**What is required**
Copy each line below that includes "data".

**Extracted entries**
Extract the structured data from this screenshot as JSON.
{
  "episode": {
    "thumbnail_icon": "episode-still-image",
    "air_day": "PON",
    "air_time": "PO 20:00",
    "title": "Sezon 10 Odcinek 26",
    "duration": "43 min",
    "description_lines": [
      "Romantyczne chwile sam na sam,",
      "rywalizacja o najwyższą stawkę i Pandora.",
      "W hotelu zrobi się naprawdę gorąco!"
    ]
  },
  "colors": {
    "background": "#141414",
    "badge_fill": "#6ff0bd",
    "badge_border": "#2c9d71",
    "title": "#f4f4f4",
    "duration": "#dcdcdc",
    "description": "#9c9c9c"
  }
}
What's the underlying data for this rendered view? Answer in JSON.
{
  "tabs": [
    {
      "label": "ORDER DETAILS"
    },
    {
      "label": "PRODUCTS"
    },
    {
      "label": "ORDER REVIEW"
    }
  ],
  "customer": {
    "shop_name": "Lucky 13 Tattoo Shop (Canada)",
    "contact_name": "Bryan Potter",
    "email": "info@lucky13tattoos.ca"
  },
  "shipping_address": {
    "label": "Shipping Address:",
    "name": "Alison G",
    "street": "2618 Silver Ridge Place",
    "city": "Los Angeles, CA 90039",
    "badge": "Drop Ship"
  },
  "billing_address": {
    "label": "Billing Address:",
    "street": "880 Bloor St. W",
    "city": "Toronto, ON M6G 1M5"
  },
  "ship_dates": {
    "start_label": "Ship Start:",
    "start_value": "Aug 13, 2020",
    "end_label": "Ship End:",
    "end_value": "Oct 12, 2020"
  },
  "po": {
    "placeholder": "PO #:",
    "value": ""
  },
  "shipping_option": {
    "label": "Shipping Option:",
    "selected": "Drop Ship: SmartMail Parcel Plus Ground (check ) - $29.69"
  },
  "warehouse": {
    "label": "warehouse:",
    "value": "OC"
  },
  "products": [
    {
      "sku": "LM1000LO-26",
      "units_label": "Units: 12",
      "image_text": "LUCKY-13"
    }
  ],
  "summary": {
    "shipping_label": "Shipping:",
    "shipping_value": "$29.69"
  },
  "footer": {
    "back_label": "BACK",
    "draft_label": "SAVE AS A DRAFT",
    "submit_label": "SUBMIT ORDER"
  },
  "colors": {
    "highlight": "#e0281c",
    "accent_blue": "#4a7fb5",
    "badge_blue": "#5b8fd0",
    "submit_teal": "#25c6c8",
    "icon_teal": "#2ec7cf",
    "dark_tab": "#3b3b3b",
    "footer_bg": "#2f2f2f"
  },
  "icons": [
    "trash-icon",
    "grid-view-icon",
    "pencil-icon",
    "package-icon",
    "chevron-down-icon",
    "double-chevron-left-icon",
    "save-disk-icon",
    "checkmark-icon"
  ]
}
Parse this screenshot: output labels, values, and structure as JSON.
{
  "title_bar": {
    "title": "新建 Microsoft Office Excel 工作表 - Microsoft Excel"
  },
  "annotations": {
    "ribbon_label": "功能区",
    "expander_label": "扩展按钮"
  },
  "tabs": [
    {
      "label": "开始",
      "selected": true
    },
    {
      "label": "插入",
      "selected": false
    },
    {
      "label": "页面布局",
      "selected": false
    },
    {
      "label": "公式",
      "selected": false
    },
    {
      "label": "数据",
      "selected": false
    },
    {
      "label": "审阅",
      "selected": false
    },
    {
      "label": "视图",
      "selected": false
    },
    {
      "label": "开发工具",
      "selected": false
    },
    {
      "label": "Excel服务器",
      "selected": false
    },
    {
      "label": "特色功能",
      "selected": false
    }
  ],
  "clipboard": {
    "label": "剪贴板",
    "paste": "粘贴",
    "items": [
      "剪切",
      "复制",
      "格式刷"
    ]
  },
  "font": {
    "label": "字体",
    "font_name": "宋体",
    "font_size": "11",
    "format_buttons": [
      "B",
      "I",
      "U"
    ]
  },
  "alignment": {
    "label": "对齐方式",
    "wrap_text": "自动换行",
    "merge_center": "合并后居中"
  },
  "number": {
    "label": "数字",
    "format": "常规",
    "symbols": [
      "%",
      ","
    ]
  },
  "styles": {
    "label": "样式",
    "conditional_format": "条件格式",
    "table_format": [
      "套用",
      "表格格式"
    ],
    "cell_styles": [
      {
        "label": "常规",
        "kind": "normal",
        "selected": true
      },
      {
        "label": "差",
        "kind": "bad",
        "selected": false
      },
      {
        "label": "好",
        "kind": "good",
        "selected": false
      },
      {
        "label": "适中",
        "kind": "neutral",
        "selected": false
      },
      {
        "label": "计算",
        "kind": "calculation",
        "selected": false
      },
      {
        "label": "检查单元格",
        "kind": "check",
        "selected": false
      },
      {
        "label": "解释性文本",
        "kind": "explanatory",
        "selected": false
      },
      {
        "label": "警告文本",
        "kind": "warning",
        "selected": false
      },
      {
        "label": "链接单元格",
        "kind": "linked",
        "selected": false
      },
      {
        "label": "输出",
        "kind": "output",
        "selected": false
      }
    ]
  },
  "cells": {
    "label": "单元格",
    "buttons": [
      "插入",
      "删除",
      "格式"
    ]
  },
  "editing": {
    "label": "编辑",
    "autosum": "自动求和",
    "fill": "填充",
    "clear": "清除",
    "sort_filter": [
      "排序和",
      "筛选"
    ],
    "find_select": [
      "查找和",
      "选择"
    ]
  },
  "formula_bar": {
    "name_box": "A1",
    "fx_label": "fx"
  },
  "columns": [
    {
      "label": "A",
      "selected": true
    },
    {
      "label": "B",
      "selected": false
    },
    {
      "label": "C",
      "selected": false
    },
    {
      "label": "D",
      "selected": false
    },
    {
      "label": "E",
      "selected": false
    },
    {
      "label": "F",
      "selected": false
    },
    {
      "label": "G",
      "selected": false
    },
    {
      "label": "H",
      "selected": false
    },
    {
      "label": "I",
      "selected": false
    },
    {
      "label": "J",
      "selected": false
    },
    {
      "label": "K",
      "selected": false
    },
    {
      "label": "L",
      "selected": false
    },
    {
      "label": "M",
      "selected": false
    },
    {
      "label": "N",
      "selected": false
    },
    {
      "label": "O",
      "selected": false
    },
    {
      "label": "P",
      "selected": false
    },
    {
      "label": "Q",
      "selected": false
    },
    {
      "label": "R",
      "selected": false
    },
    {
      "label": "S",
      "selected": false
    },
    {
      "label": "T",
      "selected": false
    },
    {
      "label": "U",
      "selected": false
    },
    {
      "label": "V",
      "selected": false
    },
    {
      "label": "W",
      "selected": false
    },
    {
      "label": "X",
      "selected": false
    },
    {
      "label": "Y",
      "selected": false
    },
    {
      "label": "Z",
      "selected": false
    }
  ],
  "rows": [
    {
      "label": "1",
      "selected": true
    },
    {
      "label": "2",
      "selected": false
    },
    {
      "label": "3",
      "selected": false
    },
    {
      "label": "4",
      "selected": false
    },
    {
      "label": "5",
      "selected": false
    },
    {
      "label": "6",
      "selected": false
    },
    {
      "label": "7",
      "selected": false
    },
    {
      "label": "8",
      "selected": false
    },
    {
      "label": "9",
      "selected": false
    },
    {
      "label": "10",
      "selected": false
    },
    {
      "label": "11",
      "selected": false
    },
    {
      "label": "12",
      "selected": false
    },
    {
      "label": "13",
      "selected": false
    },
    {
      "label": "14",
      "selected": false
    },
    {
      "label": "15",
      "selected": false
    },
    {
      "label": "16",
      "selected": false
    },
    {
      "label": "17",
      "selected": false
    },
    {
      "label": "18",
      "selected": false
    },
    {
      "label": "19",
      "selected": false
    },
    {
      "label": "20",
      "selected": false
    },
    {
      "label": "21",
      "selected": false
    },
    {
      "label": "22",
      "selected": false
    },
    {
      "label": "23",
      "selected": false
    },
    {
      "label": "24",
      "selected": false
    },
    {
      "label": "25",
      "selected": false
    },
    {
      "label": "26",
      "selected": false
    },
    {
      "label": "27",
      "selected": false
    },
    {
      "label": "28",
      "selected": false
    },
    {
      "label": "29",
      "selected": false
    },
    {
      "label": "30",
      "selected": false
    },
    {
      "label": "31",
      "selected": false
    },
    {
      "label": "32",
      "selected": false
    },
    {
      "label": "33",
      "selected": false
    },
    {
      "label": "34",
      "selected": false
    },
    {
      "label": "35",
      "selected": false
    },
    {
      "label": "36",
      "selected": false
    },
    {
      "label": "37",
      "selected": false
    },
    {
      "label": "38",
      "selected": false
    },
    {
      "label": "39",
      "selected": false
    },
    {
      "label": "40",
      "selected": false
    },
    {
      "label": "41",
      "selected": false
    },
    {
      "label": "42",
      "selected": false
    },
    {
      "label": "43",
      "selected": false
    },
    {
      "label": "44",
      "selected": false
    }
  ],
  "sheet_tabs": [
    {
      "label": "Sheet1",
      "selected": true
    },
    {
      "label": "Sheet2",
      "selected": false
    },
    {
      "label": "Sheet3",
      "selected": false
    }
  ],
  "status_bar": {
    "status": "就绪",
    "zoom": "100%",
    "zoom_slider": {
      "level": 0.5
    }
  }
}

**Result of the exercise**
Extract the structured data from this screenshot as JSON.
What's the underlying data for this rendered view? Answer in JSON.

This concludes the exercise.